- **What is asked**: Output the records. Match them exactly.

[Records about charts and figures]
- - -
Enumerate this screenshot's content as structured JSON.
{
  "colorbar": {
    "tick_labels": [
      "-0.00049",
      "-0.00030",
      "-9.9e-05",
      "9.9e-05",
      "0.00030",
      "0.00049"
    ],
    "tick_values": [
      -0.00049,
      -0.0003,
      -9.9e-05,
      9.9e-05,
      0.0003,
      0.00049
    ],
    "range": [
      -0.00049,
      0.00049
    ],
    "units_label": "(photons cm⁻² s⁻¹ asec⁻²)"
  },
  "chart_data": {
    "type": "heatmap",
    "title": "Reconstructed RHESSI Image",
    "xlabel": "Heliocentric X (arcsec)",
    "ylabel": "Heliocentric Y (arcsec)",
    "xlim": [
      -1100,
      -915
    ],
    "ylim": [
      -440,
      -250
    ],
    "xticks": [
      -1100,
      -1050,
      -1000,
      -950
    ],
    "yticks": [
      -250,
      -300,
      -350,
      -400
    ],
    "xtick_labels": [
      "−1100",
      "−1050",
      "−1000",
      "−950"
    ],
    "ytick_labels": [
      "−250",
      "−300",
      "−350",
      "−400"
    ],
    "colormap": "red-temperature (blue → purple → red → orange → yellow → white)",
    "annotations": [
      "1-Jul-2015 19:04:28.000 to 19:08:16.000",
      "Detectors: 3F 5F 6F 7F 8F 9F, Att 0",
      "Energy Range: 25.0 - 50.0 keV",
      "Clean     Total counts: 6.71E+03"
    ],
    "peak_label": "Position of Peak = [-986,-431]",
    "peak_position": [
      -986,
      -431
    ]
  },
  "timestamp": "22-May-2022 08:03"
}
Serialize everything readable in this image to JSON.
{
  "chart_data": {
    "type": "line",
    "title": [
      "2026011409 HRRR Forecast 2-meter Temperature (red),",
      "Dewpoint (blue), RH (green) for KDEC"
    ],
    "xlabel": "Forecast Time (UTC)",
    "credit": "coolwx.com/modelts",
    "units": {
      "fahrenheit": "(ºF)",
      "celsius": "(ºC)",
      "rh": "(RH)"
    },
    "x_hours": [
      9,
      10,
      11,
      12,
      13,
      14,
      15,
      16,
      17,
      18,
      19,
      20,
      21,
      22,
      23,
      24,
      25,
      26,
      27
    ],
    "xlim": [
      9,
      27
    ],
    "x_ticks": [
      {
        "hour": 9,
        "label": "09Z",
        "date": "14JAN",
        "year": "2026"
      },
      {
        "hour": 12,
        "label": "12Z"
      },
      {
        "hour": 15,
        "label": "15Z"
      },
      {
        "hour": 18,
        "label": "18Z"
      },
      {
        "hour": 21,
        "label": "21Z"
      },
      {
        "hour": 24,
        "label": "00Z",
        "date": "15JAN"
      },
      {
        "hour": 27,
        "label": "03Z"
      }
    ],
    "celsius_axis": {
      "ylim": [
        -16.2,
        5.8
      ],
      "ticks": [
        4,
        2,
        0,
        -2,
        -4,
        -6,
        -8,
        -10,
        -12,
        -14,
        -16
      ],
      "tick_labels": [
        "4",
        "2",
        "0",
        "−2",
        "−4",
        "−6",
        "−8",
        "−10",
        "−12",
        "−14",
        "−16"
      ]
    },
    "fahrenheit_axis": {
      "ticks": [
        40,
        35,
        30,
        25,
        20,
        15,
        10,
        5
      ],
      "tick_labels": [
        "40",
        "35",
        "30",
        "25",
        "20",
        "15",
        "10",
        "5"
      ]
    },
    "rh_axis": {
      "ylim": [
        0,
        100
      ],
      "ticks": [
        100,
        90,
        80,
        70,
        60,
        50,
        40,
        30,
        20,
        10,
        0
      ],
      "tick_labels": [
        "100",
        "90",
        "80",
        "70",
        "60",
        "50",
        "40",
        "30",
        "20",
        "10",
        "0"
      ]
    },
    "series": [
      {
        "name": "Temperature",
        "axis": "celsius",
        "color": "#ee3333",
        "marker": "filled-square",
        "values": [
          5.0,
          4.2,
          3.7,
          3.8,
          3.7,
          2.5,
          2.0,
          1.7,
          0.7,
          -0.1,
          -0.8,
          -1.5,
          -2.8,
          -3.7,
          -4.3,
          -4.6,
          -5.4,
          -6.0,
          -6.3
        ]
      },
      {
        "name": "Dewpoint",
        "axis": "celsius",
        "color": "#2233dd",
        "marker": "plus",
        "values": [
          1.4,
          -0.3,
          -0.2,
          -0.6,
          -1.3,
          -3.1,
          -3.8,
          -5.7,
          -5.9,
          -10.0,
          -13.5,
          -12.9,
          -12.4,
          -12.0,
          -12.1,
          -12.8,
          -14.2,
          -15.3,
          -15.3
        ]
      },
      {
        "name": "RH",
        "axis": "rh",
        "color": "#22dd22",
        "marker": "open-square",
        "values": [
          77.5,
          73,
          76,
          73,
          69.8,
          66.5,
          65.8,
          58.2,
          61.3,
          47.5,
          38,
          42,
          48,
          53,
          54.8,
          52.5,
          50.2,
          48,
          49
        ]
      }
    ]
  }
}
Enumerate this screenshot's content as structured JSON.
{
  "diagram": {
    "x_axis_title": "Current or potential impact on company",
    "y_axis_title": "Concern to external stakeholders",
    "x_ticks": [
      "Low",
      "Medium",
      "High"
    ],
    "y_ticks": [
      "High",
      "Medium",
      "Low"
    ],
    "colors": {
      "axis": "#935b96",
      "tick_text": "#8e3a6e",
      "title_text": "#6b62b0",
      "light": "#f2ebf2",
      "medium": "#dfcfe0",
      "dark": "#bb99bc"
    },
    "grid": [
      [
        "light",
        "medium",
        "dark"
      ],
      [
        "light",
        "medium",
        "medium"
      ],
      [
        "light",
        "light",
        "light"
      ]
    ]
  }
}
- - -
- **Correct result**:
Enumerate this screenshot's content as structured JSON.
{
  "colorbar": {
    "tick_labels": [
      "-0.00049",
      "-0.00030",
      "-9.9e-05",
      "9.9e-05",
      "0.00030",
      "0.00049"
    ],
    "tick_values": [
      -0.00049,
      -0.0003,
      -9.9e-05,
      9.9e-05,
      0.0003,
      0.00049
    ],
    "range": [
      -0.00049,
      0.00049
    ],
    "units_label": "(photons cm⁻² s⁻¹ asec⁻²)"
  },
  "chart_data": {
    "type": "heatmap",
    "title": "Reconstructed RHESSI Image",
    "xlabel": "Heliocentric X (arcsec)",
    "ylabel": "Heliocentric Y (arcsec)",
    "xlim": [
      -1100,
      -915
    ],
    "ylim": [
      -440,
      -250
    ],
    "xticks": [
      -1100,
      -1050,
      -1000,
      -950
    ],
    "yticks": [
      -250,
      -300,
      -350,
      -400
    ],
    "xtick_labels": [
      "−1100",
      "−1050",
      "−1000",
      "−950"
    ],
    "ytick_labels": [
      "−250",
      "−300",
      "−350",
      "−400"
    ],
    "colormap": "red-temperature (blue → purple → red → orange → yellow → white)",
    "annotations": [
      "1-Jul-2015 19:04:28.000 to 19:08:16.000",
      "Detectors: 3F 5F 6F 7F 8F 9F, Att 0",
      "Energy Range: 25.0 - 50.0 keV",
      "Clean     Total counts: 6.71E+03"
    ],
    "peak_label": "Position of Peak = [-986,-431]",
    "peak_position": [
      -986,
      -431
    ]
  },
  "timestamp": "22-May-2022 08:03"
}
Serialize everything readable in this image to JSON.
{
  "chart_data": {
    "type": "line",
    "title": [
      "2026011409 HRRR Forecast 2-meter Temperature (red),",
      "Dewpoint (blue), RH (green) for KDEC"
    ],
    "xlabel": "Forecast Time (UTC)",
    "credit": "coolwx.com/modelts",
    "units": {
      "fahrenheit": "(ºF)",
      "celsius": "(ºC)",
      "rh": "(RH)"
    },
    "x_hours": [
      9,
      10,
      11,
      12,
      13,
      14,
      15,
      16,
      17,
      18,
      19,
      20,
      21,
      22,
      23,
      24,
      25,
      26,
      27
    ],
    "xlim": [
      9,
      27
    ],
    "x_ticks": [
      {
        "hour": 9,
        "label": "09Z",
        "date": "14JAN",
        "year": "2026"
      },
      {
        "hour": 12,
        "label": "12Z"
      },
      {
        "hour": 15,
        "label": "15Z"
      },
      {
        "hour": 18,
        "label": "18Z"
      },
      {
        "hour": 21,
        "label": "21Z"
      },
      {
        "hour": 24,
        "label": "00Z",
        "date": "15JAN"
      },
      {
        "hour": 27,
        "label": "03Z"
      }
    ],
    "celsius_axis": {
      "ylim": [
        -16.2,
        5.8
      ],
      "ticks": [
        4,
        2,
        0,
        -2,
        -4,
        -6,
        -8,
        -10,
        -12,
        -14,
        -16
      ],
      "tick_labels": [
        "4",
        "2",
        "0",
        "−2",
        "−4",
        "−6",
        "−8",
        "−10",
        "−12",
        "−14",
        "−16"
      ]
    },
    "fahrenheit_axis": {
      "ticks": [
        40,
        35,
        30,
        25,
        20,
        15,
        10,
        5
      ],
      "tick_labels": [
        "40",
        "35",
        "30",
        "25",
        "20",
        "15",
        "10",
        "5"
      ]
    },
    "rh_axis": {
      "ylim": [
        0,
        100
      ],
      "ticks": [
        100,
        90,
        80,
        70,
        60,
        50,
        40,
        30,
        20,
        10,
        0
      ],
      "tick_labels": [
        "100",
        "90",
        "80",
        "70",
        "60",
        "50",
        "40",
        "30",
        "20",
        "10",
        "0"
      ]
    },
    "series": [
      {
        "name": "Temperature",
        "axis": "celsius",
        "color": "#ee3333",
        "marker": "filled-square",
        "values": [
          5.0,
          4.2,
          3.7,
          3.8,
          3.7,
          2.5,
          2.0,
          1.7,
          0.7,
          -0.1,
          -0.8,
          -1.5,
          -2.8,
          -3.7,
          -4.3,
          -4.6,
          -5.4,
          -6.0,
          -6.3
        ]
      },
      {
        "name": "Dewpoint",
        "axis": "celsius",
        "color": "#2233dd",
        "marker": "plus",
        "values": [
          1.4,
          -0.3,
          -0.2,
          -0.6,
          -1.3,
          -3.1,
          -3.8,
          -5.7,
          -5.9,
          -10.0,
          -13.5,
          -12.9,
          -12.4,
          -12.0,
          -12.1,
          -12.8,
          -14.2,
          -15.3,
          -15.3
        ]
      },
      {
        "name": "RH",
        "axis": "rh",
        "color": "#22dd22",
        "marker": "open-square",
        "values": [
          77.5,
          73,
          76,
          73,
          69.8,
          66.5,
          65.8,
          58.2,
          61.3,
          47.5,
          38,
          42,
          48,
          53,
          54.8,
          52.5,
          50.2,
          48,
          49
        ]
      }
    ]
  }
}
Enumerate this screenshot's content as structured JSON.
{
  "diagram": {
    "x_axis_title": "Current or potential impact on company",
    "y_axis_title": "Concern to external stakeholders",
    "x_ticks": [
      "Low",
      "Medium",
      "High"
    ],
    "y_ticks": [
      "High",
      "Medium",
      "Low"
    ],
    "colors": {
      "axis": "#935b96",
      "tick_text": "#8e3a6e",
      "title_text": "#6b62b0",
      "light": "#f2ebf2",
      "medium": "#dfcfe0",
      "dark": "#bb99bc"
    },
    "grid": [
      [
        "light",
        "medium",
        "dark"
      ],
      [
        "light",
        "medium",
        "medium"
      ],
      [
        "light",
        "light",
        "light"
      ]
    ]
  }
}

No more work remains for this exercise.